## Data excerpts
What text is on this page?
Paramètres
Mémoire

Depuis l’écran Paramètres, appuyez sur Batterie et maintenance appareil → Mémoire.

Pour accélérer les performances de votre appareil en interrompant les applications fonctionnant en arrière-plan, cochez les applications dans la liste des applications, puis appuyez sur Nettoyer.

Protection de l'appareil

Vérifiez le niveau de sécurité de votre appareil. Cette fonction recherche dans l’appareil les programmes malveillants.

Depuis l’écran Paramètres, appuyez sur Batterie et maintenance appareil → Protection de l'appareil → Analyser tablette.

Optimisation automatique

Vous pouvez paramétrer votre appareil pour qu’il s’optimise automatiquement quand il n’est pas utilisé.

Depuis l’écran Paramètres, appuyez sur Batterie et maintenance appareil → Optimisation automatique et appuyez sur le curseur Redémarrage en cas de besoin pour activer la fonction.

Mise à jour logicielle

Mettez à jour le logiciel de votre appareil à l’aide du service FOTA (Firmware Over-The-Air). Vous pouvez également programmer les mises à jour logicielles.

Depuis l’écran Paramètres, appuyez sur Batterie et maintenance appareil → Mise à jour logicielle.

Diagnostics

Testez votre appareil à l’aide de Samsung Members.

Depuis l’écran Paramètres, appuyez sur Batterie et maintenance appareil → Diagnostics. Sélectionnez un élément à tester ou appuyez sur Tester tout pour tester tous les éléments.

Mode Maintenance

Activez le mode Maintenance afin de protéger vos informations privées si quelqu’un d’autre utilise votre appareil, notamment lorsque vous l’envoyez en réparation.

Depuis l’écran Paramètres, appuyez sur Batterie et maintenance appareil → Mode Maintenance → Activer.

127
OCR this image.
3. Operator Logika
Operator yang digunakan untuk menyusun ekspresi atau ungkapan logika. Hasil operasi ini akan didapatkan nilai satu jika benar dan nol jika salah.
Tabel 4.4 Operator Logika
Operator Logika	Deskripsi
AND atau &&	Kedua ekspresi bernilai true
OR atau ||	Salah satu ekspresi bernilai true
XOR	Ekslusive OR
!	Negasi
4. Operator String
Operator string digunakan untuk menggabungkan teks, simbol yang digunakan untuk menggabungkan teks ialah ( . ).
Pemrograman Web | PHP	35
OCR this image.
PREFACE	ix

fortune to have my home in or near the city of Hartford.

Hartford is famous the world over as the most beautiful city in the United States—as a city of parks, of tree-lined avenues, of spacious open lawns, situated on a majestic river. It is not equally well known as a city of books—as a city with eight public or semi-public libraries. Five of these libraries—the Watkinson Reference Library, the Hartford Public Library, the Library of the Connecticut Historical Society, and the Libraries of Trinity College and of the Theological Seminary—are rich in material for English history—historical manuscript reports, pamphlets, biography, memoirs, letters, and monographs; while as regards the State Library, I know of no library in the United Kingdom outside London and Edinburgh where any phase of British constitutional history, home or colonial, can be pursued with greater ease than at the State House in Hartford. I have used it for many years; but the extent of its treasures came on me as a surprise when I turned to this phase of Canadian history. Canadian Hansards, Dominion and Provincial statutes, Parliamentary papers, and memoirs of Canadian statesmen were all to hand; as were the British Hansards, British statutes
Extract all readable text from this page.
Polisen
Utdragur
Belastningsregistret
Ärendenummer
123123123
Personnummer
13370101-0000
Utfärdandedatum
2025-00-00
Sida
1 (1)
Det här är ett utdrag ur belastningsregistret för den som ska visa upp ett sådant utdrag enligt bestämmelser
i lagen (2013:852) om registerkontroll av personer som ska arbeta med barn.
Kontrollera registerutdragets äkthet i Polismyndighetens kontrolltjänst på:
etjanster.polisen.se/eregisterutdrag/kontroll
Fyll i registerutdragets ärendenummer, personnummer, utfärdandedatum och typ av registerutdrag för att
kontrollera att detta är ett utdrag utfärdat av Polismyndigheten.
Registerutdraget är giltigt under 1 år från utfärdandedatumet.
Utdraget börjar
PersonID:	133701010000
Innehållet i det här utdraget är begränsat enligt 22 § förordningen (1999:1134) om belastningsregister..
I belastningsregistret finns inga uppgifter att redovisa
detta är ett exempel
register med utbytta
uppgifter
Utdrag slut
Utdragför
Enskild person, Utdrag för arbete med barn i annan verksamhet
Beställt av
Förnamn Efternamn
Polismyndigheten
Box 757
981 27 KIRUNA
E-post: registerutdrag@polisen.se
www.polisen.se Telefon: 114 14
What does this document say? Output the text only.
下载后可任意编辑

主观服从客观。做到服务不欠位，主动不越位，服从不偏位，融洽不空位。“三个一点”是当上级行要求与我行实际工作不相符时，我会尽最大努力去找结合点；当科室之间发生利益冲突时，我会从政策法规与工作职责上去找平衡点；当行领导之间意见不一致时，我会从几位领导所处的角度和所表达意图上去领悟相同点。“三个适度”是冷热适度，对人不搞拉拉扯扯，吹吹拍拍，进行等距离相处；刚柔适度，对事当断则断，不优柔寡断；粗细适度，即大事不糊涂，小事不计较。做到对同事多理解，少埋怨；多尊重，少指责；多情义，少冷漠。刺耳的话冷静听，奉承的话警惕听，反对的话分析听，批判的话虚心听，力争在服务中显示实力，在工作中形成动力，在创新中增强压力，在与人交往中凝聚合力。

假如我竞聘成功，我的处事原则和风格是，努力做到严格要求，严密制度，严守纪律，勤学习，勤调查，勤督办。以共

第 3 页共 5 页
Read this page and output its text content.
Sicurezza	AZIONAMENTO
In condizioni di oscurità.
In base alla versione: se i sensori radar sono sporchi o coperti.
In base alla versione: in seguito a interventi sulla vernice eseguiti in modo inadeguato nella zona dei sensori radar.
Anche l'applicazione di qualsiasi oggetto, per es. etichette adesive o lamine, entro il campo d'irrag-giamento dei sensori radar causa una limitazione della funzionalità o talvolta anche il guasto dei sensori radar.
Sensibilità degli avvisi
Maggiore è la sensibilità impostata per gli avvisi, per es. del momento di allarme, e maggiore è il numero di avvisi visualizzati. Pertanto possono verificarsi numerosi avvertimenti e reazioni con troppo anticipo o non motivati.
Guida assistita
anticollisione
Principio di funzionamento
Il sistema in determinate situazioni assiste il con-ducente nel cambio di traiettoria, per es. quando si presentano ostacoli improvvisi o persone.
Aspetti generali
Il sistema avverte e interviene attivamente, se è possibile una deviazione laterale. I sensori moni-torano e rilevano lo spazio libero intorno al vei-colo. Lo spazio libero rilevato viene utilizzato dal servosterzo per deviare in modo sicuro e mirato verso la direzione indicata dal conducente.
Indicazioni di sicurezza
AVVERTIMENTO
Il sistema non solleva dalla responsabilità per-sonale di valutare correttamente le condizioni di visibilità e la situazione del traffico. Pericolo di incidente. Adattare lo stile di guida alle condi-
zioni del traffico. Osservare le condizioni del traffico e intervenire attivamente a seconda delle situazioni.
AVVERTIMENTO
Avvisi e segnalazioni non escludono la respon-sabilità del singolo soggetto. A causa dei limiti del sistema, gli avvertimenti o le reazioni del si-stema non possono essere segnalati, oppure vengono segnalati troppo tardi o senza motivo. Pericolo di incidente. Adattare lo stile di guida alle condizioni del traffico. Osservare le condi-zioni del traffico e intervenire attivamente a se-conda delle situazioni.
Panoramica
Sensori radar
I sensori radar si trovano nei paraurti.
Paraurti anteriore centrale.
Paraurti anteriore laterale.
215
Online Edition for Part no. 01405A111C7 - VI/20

## Task statement
List all lines above in which the string "ekspresi" appears.

## Result of this exercise
Operator yang digunakan untuk menyusun ekspresi atau ungkapan logika. Hasil operasi ini akan didapatkan nilai satu jika benar dan nol jika salah.
AND atau &&	Kedua ekspresi bernilai true
OR atau ||	Salah satu ekspresi bernilai true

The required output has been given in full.